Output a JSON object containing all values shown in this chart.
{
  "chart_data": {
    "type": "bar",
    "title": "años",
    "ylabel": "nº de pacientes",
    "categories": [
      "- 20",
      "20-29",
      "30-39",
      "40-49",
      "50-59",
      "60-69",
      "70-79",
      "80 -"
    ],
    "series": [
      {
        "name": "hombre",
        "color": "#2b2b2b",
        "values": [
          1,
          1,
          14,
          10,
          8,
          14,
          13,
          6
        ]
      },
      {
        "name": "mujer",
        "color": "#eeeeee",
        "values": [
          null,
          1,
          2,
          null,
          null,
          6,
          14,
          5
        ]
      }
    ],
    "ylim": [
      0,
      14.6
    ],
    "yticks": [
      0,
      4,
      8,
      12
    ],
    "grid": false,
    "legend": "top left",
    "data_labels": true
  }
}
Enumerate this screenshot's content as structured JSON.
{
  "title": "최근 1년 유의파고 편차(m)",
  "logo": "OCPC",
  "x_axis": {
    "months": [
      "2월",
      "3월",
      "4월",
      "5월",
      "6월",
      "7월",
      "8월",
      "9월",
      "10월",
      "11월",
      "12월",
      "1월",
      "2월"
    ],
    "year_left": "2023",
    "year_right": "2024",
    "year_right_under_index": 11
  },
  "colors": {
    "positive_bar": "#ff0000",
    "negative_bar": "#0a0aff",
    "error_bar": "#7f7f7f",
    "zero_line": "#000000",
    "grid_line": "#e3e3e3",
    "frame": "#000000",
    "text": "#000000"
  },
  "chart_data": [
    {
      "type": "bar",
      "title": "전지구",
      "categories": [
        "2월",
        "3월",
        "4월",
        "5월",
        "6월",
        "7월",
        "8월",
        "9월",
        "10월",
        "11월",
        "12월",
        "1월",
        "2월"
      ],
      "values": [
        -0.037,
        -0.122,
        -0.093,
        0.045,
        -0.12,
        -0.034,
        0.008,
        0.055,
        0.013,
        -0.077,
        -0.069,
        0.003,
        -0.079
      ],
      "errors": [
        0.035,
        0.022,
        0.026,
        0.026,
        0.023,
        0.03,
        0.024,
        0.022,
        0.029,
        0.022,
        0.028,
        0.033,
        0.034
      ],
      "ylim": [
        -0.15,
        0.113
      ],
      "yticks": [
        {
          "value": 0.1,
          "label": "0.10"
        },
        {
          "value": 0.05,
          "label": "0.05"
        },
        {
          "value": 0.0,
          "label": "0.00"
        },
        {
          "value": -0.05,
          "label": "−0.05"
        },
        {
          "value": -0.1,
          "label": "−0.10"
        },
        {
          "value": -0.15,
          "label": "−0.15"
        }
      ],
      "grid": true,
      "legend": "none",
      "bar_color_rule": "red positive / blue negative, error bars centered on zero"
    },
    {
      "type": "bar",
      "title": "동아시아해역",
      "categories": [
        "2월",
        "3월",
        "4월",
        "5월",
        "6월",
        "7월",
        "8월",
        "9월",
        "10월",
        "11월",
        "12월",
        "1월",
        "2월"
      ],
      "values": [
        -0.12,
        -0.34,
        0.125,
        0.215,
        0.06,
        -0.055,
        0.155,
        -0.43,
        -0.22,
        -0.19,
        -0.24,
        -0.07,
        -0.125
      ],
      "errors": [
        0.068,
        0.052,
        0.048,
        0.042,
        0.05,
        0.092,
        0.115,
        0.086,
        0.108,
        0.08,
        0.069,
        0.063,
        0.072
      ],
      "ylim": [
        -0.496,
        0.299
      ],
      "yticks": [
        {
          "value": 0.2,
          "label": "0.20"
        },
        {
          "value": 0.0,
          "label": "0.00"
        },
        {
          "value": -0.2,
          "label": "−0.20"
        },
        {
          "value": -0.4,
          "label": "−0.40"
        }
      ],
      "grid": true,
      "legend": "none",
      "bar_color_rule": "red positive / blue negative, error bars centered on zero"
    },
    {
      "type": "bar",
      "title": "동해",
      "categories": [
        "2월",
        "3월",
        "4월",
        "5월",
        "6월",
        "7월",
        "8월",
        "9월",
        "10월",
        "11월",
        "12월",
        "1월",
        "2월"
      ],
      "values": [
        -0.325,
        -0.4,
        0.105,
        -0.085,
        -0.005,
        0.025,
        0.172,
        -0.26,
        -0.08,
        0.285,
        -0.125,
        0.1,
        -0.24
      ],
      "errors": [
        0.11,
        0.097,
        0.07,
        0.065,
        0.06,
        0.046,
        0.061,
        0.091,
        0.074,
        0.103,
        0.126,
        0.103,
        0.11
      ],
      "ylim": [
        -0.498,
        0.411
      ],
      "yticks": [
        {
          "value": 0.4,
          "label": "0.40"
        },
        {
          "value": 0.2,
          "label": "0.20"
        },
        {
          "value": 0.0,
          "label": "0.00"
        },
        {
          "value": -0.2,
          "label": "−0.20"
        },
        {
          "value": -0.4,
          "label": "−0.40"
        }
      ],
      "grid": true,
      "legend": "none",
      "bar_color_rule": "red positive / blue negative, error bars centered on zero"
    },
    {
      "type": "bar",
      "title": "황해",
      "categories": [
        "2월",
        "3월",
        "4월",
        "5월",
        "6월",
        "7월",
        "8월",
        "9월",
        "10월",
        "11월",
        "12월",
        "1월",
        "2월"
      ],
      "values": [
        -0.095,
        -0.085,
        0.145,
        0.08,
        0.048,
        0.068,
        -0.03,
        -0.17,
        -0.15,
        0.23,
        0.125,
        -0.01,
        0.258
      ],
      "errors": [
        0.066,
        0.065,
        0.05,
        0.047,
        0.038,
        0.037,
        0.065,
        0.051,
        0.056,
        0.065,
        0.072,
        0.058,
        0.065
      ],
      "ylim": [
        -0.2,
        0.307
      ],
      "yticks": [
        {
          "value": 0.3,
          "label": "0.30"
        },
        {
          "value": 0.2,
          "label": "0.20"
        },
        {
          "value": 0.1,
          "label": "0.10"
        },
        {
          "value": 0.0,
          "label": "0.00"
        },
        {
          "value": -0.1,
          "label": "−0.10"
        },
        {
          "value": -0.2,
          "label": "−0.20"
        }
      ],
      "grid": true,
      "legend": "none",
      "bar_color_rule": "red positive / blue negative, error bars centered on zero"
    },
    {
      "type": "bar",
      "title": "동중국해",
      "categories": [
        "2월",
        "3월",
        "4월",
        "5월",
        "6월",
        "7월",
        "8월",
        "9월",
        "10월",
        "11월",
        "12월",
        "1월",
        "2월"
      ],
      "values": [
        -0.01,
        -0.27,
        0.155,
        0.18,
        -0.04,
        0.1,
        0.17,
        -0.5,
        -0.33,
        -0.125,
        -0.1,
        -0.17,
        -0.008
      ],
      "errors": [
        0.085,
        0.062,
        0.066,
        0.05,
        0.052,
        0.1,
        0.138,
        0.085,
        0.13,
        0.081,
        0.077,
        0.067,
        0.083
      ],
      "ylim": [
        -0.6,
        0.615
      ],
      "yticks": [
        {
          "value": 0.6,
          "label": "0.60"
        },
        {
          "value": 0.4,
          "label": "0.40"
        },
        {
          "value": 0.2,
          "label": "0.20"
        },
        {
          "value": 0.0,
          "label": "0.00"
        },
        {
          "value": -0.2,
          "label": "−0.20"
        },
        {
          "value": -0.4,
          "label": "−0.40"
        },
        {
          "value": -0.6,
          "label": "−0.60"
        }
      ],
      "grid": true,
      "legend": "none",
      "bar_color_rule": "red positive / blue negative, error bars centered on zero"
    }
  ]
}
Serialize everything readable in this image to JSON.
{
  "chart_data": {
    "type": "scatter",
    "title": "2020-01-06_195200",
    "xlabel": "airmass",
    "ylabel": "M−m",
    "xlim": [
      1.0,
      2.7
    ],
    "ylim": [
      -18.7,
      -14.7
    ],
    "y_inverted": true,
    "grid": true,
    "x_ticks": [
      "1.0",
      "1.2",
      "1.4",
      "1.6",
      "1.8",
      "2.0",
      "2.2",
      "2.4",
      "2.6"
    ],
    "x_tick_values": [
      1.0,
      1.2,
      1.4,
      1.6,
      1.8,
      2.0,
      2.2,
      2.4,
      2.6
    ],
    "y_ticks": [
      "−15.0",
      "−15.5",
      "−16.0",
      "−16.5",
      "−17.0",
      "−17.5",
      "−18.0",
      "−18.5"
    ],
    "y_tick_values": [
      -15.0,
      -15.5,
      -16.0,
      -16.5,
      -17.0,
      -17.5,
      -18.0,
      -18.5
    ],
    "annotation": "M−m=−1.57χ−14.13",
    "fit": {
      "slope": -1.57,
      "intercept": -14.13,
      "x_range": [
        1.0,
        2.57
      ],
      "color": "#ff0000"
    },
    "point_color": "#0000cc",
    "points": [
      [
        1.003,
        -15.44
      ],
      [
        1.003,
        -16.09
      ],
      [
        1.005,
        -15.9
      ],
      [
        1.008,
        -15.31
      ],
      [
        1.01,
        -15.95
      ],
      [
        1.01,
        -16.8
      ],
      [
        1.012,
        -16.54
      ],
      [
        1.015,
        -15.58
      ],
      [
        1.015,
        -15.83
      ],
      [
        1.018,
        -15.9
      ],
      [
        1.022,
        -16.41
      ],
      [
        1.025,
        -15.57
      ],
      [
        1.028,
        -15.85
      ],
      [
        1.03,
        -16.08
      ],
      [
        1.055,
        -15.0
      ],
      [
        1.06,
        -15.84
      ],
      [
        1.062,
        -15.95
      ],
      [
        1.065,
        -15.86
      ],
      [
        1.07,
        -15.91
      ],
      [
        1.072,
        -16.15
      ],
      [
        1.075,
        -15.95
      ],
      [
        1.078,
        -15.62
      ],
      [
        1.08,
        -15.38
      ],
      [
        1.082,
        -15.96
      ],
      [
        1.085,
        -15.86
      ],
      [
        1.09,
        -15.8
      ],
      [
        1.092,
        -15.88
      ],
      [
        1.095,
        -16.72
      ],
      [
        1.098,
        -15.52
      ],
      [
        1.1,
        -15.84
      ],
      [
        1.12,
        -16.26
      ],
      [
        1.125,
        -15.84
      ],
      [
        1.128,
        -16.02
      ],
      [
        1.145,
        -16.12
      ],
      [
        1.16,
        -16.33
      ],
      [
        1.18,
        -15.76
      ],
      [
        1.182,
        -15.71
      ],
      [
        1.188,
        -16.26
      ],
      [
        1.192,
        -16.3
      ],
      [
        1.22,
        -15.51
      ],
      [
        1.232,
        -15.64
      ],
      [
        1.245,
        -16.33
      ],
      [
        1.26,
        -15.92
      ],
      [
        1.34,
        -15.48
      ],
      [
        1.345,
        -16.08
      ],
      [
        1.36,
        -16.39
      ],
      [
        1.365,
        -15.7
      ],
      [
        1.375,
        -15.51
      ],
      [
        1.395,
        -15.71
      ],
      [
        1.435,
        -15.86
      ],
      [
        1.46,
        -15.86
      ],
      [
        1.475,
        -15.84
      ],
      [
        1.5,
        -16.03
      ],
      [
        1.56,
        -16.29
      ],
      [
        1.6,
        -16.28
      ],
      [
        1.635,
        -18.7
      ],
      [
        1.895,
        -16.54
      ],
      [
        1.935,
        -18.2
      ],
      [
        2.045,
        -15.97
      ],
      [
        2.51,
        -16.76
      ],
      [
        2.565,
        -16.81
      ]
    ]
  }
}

== == ==

▶ **THE REQUEST**:
Copy each line of the entries that includes the word "JSON".

▶ **SOLUTION FOR THIS EXERCISE**:
Output a JSON object containing all values shown in this chart.
Enumerate this screenshot's content as structured JSON.
Serialize everything readable in this image to JSON.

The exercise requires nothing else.